# Dataset records:
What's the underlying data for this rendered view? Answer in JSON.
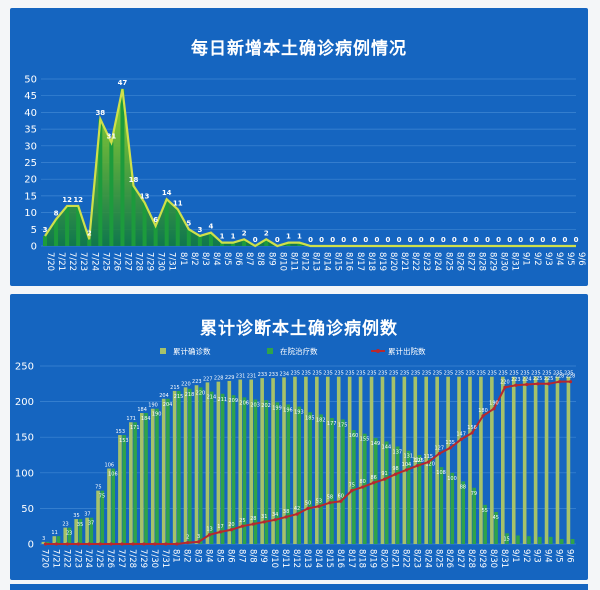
{
  "chart_data": [
    {
      "type": "line",
      "title": "每日新增本土确诊病例情况",
      "ylim": [
        0,
        50
      ],
      "yticks": [
        0,
        5,
        10,
        15,
        20,
        25,
        30,
        35,
        40,
        45,
        50
      ],
      "grid": true,
      "categories": [
        "7/20",
        "7/21",
        "7/22",
        "7/23",
        "7/24",
        "7/25",
        "7/26",
        "7/27",
        "7/28",
        "7/29",
        "7/30",
        "7/31",
        "8/1",
        "8/2",
        "8/3",
        "8/4",
        "8/5",
        "8/6",
        "8/7",
        "8/8",
        "8/9",
        "8/10",
        "8/11",
        "8/12",
        "8/13",
        "8/14",
        "8/15",
        "8/16",
        "8/17",
        "8/18",
        "8/19",
        "8/20",
        "8/21",
        "8/22",
        "8/23",
        "8/24",
        "8/25",
        "8/26",
        "8/27",
        "8/28",
        "8/29",
        "8/30",
        "8/31",
        "9/1",
        "9/2",
        "9/3",
        "9/4",
        "9/5",
        "9/6"
      ],
      "series": [
        {
          "values": [
            3,
            8,
            12,
            12,
            2,
            38,
            31,
            47,
            18,
            13,
            6,
            14,
            11,
            5,
            3,
            4,
            1,
            1,
            2,
            0,
            2,
            0,
            1,
            1,
            0,
            0,
            0,
            0,
            0,
            0,
            0,
            0,
            0,
            0,
            0,
            0,
            0,
            0,
            0,
            0,
            0,
            0,
            0,
            0,
            0,
            0,
            0,
            0,
            0
          ]
        }
      ],
      "data_labels": [
        "3",
        "8",
        "12",
        "12",
        "2",
        "38",
        "31",
        "47",
        "18",
        "13",
        "6",
        "14",
        "11",
        "5",
        "3",
        "4",
        "1",
        "1",
        "2",
        "0",
        "2",
        "0",
        "1",
        "1",
        "0",
        "0",
        "0",
        "0",
        "0",
        "0",
        "0",
        "0",
        "0",
        "0",
        "0",
        "0",
        "0",
        "0",
        "0",
        "0",
        "0",
        "0",
        "0",
        "0",
        "0",
        "0",
        "0",
        "0",
        "0"
      ]
    },
    {
      "type": "bar",
      "title": "累计诊断本土确诊病例数",
      "ylim": [
        0,
        250
      ],
      "yticks": [
        0,
        50,
        100,
        150,
        200,
        250
      ],
      "grid": true,
      "legend_placement": "top",
      "categories": [
        "7/20",
        "7/21",
        "7/22",
        "7/23",
        "7/24",
        "7/25",
        "7/26",
        "7/27",
        "7/28",
        "7/29",
        "7/30",
        "7/31",
        "8/1",
        "8/2",
        "8/3",
        "8/4",
        "8/5",
        "8/6",
        "8/7",
        "8/8",
        "8/9",
        "8/10",
        "8/11",
        "8/12",
        "8/13",
        "8/14",
        "8/15",
        "8/16",
        "8/17",
        "8/18",
        "8/19",
        "8/20",
        "8/21",
        "8/22",
        "8/23",
        "8/24",
        "8/25",
        "8/26",
        "8/27",
        "8/28",
        "8/29",
        "8/30",
        "8/31",
        "9/1",
        "9/2",
        "9/3",
        "9/4",
        "9/5",
        "9/6"
      ],
      "series": [
        {
          "name": "累计确诊数",
          "values": [
            3,
            11,
            23,
            35,
            37,
            75,
            106,
            153,
            171,
            184,
            190,
            204,
            215,
            220,
            223,
            227,
            228,
            229,
            231,
            231,
            233,
            233,
            234,
            235,
            235,
            235,
            235,
            235,
            235,
            235,
            235,
            235,
            235,
            235,
            235,
            235,
            235,
            235,
            235,
            235,
            235,
            235,
            235,
            235,
            235,
            235,
            235,
            235,
            235
          ]
        },
        {
          "name": "在院治疗数",
          "values": [
            3,
            11,
            23,
            35,
            37,
            75,
            106,
            153,
            171,
            184,
            190,
            204,
            215,
            218,
            220,
            214,
            211,
            209,
            206,
            203,
            202,
            199,
            196,
            193,
            185,
            182,
            177,
            175,
            160,
            155,
            149,
            144,
            137,
            131,
            125,
            120,
            108,
            100,
            88,
            79,
            55,
            45,
            15,
            12,
            11,
            10,
            10,
            7,
            7
          ]
        },
        {
          "name": "累计出院数",
          "values": [
            0,
            0,
            0,
            0,
            0,
            0,
            0,
            0,
            0,
            0,
            0,
            0,
            0,
            2,
            3,
            13,
            17,
            20,
            25,
            28,
            31,
            34,
            38,
            42,
            50,
            53,
            58,
            60,
            75,
            80,
            86,
            91,
            98,
            104,
            110,
            115,
            127,
            135,
            147,
            156,
            180,
            190,
            220,
            223,
            224,
            225,
            225,
            228,
            228
          ]
        }
      ]
    }
  ],
  "colors": {
    "panel_bg": "#1565c0",
    "line_main": "#cfe04a",
    "bar_line_gradient_top": "#9fdc2a",
    "bar_confirmed": "#a6c26a",
    "bar_hospital": "#2fa34a",
    "line_discharged": "#b7282e"
  }
}
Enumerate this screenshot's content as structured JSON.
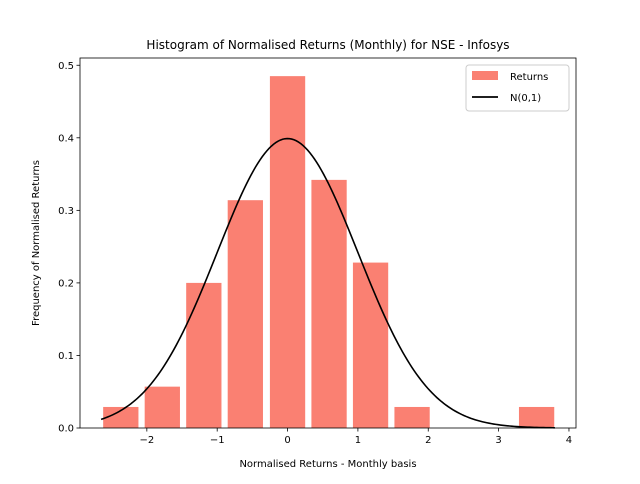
{
  "chart_data": {
    "type": "bar",
    "title": "Histogram of Normalised Returns (Monthly) for NSE - Infosys",
    "xlabel": "Normalised Returns - Monthly basis",
    "ylabel": "Frequency of Normalised Returns",
    "xlim": [
      -2.95,
      4.1
    ],
    "ylim": [
      0,
      0.51
    ],
    "xticks": [
      -2,
      -1,
      0,
      1,
      2,
      3,
      4
    ],
    "xtick_labels": [
      "−2",
      "−1",
      "0",
      "1",
      "2",
      "3",
      "4"
    ],
    "yticks": [
      0.0,
      0.1,
      0.2,
      0.3,
      0.4,
      0.5
    ],
    "ytick_labels": [
      "0.0",
      "0.1",
      "0.2",
      "0.3",
      "0.4",
      "0.5"
    ],
    "grid": false,
    "legend_position": "top-right",
    "series": [
      {
        "name": "Returns",
        "kind": "histogram",
        "color": "#fa8072",
        "bin_width": 0.59,
        "bin_centers": [
          -2.37,
          -1.78,
          -1.19,
          -0.6,
          0.0,
          0.59,
          1.18,
          1.77,
          3.54
        ],
        "values": [
          0.029,
          0.057,
          0.2,
          0.314,
          0.485,
          0.342,
          0.228,
          0.029,
          0.029
        ]
      },
      {
        "name": "N(0,1)",
        "kind": "line",
        "color": "#000000",
        "x_range": [
          -2.65,
          3.8
        ],
        "peak": 0.399
      }
    ]
  }
}
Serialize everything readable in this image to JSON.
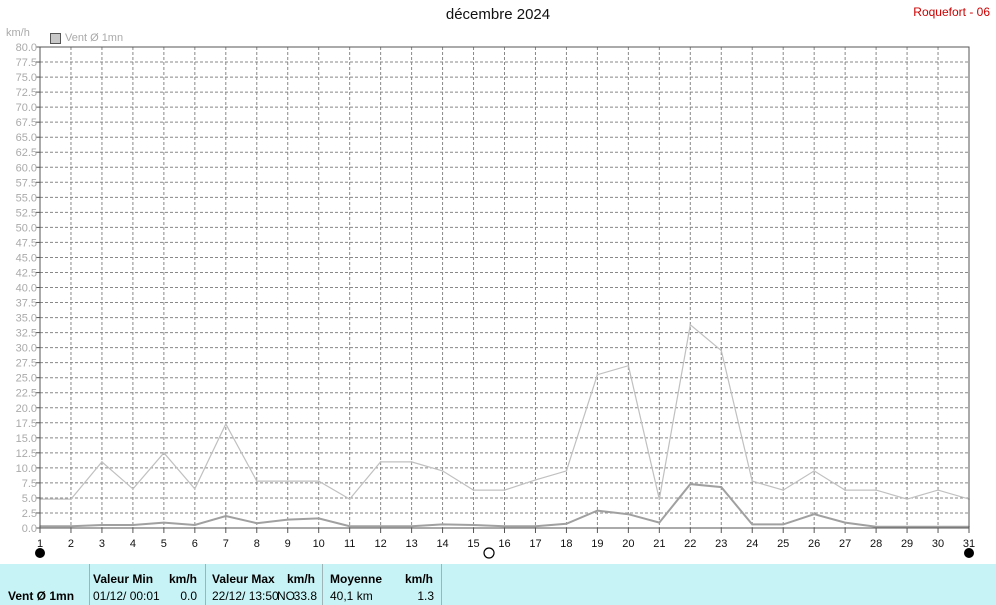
{
  "header": {
    "title": "décembre 2024",
    "station": "Roquefort - 06",
    "unit": "km/h",
    "legend_label": "Vent Ø 1mn"
  },
  "summary": {
    "series_label": "Vent Ø 1mn",
    "min_header": "Valeur Min",
    "min_unit": "km/h",
    "min_date": "01/12/  00:01",
    "min_value": "0.0",
    "max_header": "Valeur Max",
    "max_unit": "km/h",
    "max_date": "22/12/  13:50",
    "max_dir": "NO",
    "max_value": "33.8",
    "avg_header": "Moyenne",
    "avg_unit": "km/h",
    "avg_distance": "40,1 km",
    "avg_value": "1.3"
  },
  "chart_data": {
    "type": "line",
    "x": [
      1,
      2,
      3,
      4,
      5,
      6,
      7,
      8,
      9,
      10,
      11,
      12,
      13,
      14,
      15,
      16,
      17,
      18,
      19,
      20,
      21,
      22,
      23,
      24,
      25,
      26,
      27,
      28,
      29,
      30,
      31
    ],
    "x_ticks": [
      "1",
      "2",
      "3",
      "4",
      "5",
      "6",
      "7",
      "8",
      "9",
      "10",
      "11",
      "12",
      "13",
      "14",
      "15",
      "16",
      "17",
      "18",
      "19",
      "20",
      "21",
      "22",
      "23",
      "24",
      "25",
      "26",
      "27",
      "28",
      "29",
      "30",
      "31"
    ],
    "ylim": [
      0,
      80
    ],
    "y_step": 2.5,
    "grid": true,
    "ylabel": "km/h",
    "series": [
      {
        "color": "#c0c0c0",
        "values": [
          4.8,
          4.8,
          11.0,
          6.5,
          12.5,
          6.5,
          17.3,
          7.8,
          7.8,
          7.8,
          4.8,
          11.0,
          11.0,
          9.5,
          6.3,
          6.3,
          8.0,
          9.5,
          25.5,
          27.0,
          4.8,
          33.8,
          29.5,
          7.8,
          6.3,
          9.5,
          6.3,
          6.3,
          4.8,
          6.3,
          4.8
        ]
      },
      {
        "color": "#a0a0a0",
        "values": [
          0.3,
          0.3,
          0.5,
          0.5,
          0.9,
          0.5,
          2.0,
          0.8,
          1.4,
          1.6,
          0.3,
          0.3,
          0.3,
          0.6,
          0.5,
          0.3,
          0.3,
          0.7,
          2.9,
          2.3,
          0.9,
          7.3,
          6.8,
          0.6,
          0.6,
          2.3,
          0.9,
          0.2,
          0.2,
          0.2,
          0.2
        ]
      }
    ],
    "moon_markers": [
      {
        "day": 1,
        "phase": "new"
      },
      {
        "day": 15.5,
        "phase": "full"
      },
      {
        "day": 31,
        "phase": "new"
      }
    ]
  }
}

# Exercise requirements:
Copy out all lines above that include the string "JSON".

# Exercise result:
What's the underlying data for this rendered view? Answer in JSON.
Enumerate this screenshot's content as structured JSON.
Serialize everything readable in this image to JSON.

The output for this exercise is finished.